Challenge =>
Transcribe the entries exactly; images are not part of the copy.

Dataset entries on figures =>
## START

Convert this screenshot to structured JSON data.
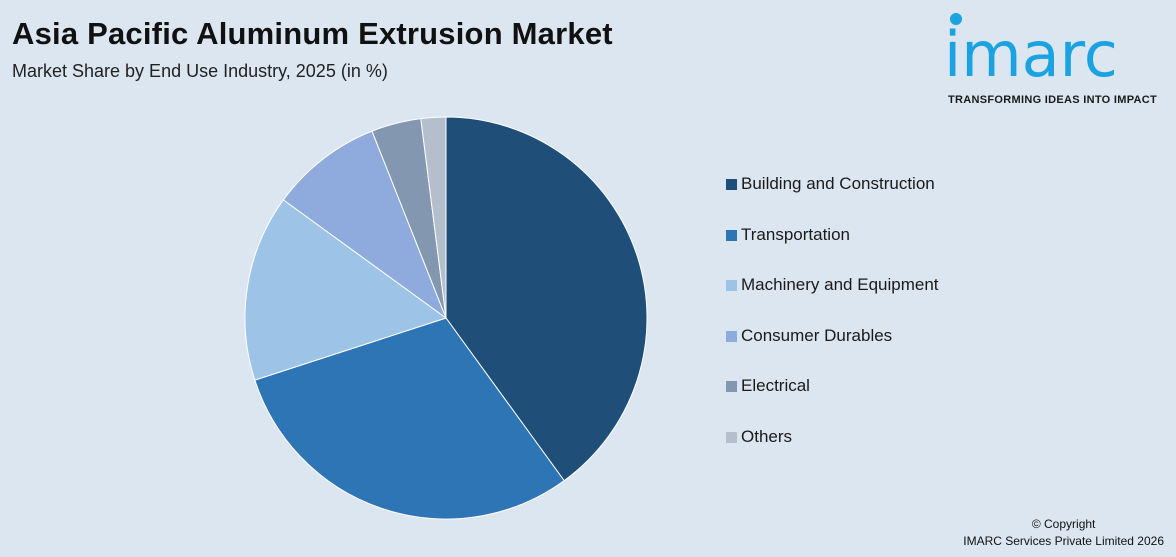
{
  "header": {
    "title": "Asia Pacific Aluminum Extrusion Market",
    "subtitle": "Market Share by End Use Industry, 2025 (in %)"
  },
  "logo": {
    "wordmark": "imarc",
    "tagline": "TRANSFORMING IDEAS INTO IMPACT",
    "color": "#1aa3e0"
  },
  "chart_data": {
    "type": "pie",
    "title": "Asia Pacific Aluminum Extrusion Market",
    "subtitle": "Market Share by End Use Industry, 2025 (in %)",
    "categories": [
      "Building and Construction",
      "Transportation",
      "Machinery and Equipment",
      "Consumer Durables",
      "Electrical",
      "Others"
    ],
    "values": [
      40,
      30,
      15,
      9,
      4,
      2
    ],
    "colors": [
      "#1f4e79",
      "#2e75b6",
      "#9dc3e6",
      "#8faadc",
      "#8497b0",
      "#b4bfcd"
    ],
    "start_angle": "12 o'clock",
    "direction": "clockwise",
    "legend_position": "right"
  },
  "footer": {
    "copyright_line1": "© Copyright",
    "copyright_line2": "IMARC Services Private Limited 2026"
  }
}
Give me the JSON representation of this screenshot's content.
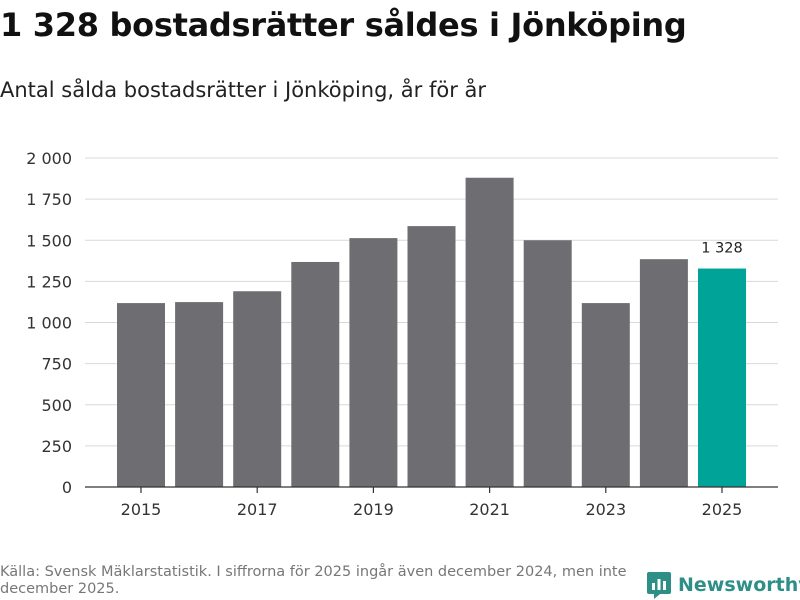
{
  "title": "1 328 bostadsrätter såldes i Jönköping",
  "subtitle": "Antal sålda bostadsrätter i Jönköping, år för år",
  "source": "Källa: Svensk Mäklarstatistik. I siffrorna för 2025 ingår även december 2024, men inte december 2025.",
  "brand": {
    "name": "Newsworthy",
    "icon": "newsworthy-logo-icon"
  },
  "colors": {
    "bar": "#6e6d72",
    "highlight": "#00a398",
    "grid": "#d9d9d9",
    "axis": "#333333"
  },
  "chart_data": {
    "type": "bar",
    "title": "1 328 bostadsrätter såldes i Jönköping",
    "subtitle": "Antal sålda bostadsrätter i Jönköping, år för år",
    "xlabel": "",
    "ylabel": "",
    "categories": [
      "2015",
      "2016",
      "2017",
      "2018",
      "2019",
      "2020",
      "2021",
      "2022",
      "2023",
      "2024",
      "2025"
    ],
    "values": [
      1118,
      1124,
      1190,
      1368,
      1513,
      1586,
      1880,
      1500,
      1118,
      1385,
      1328
    ],
    "x_tick_labels": [
      "2015",
      "2017",
      "2019",
      "2021",
      "2023",
      "2025"
    ],
    "y_ticks": [
      0,
      250,
      500,
      750,
      1000,
      1250,
      1500,
      1750,
      2000
    ],
    "y_tick_labels": [
      "0",
      "250",
      "500",
      "750",
      "1 000",
      "1 250",
      "1 500",
      "1 750",
      "2 000"
    ],
    "ylim": [
      0,
      2000
    ],
    "highlight_category": "2025",
    "annotation": {
      "category": "2025",
      "text": "1 328"
    },
    "grid": true
  }
}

## END

Task answer =>
Convert this screenshot to structured JSON data.
{
  "header": {
    "title": "Asia Pacific Aluminum Extrusion Market",
    "subtitle": "Market Share by End Use Industry, 2025 (in %)"
  },
  "logo": {
    "wordmark": "imarc",
    "tagline": "TRANSFORMING IDEAS INTO IMPACT",
    "color": "#1aa3e0"
  },
  "chart_data": {
    "type": "pie",
    "title": "Asia Pacific Aluminum Extrusion Market",
    "subtitle": "Market Share by End Use Industry, 2025 (in %)",
    "categories": [
      "Building and Construction",
      "Transportation",
      "Machinery and Equipment",
      "Consumer Durables",
      "Electrical",
      "Others"
    ],
    "values": [
      40,
      30,
      15,
      9,
      4,
      2
    ],
    "colors": [
      "#1f4e79",
      "#2e75b6",
      "#9dc3e6",
      "#8faadc",
      "#8497b0",
      "#b4bfcd"
    ],
    "start_angle": "12 o'clock",
    "direction": "clockwise",
    "legend_position": "right"
  },
  "footer": {
    "copyright_line1": "© Copyright",
    "copyright_line2": "IMARC Services Private Limited 2026"
  }
}
Give me the JSON representation of this screenshot's content.
{
  "title": "1 328 bostadsrätter såldes i Jönköping",
  "subtitle": "Antal sålda bostadsrätter i Jönköping, år för år",
  "source": "Källa: Svensk Mäklarstatistik. I siffrorna för 2025 ingår även december 2024, men inte december 2025.",
  "brand": {
    "name": "Newsworthy",
    "icon": "newsworthy-logo-icon"
  },
  "colors": {
    "bar": "#6e6d72",
    "highlight": "#00a398",
    "grid": "#d9d9d9",
    "axis": "#333333"
  },
  "chart_data": {
    "type": "bar",
    "title": "1 328 bostadsrätter såldes i Jönköping",
    "subtitle": "Antal sålda bostadsrätter i Jönköping, år för år",
    "xlabel": "",
    "ylabel": "",
    "categories": [
      "2015",
      "2016",
      "2017",
      "2018",
      "2019",
      "2020",
      "2021",
      "2022",
      "2023",
      "2024",
      "2025"
    ],
    "values": [
      1118,
      1124,
      1190,
      1368,
      1513,
      1586,
      1880,
      1500,
      1118,
      1385,
      1328
    ],
    "x_tick_labels": [
      "2015",
      "2017",
      "2019",
      "2021",
      "2023",
      "2025"
    ],
    "y_ticks": [
      0,
      250,
      500,
      750,
      1000,
      1250,
      1500,
      1750,
      2000
    ],
    "y_tick_labels": [
      "0",
      "250",
      "500",
      "750",
      "1 000",
      "1 250",
      "1 500",
      "1 750",
      "2 000"
    ],
    "ylim": [
      0,
      2000
    ],
    "highlight_category": "2025",
    "annotation": {
      "category": "2025",
      "text": "1 328"
    },
    "grid": true
  }
}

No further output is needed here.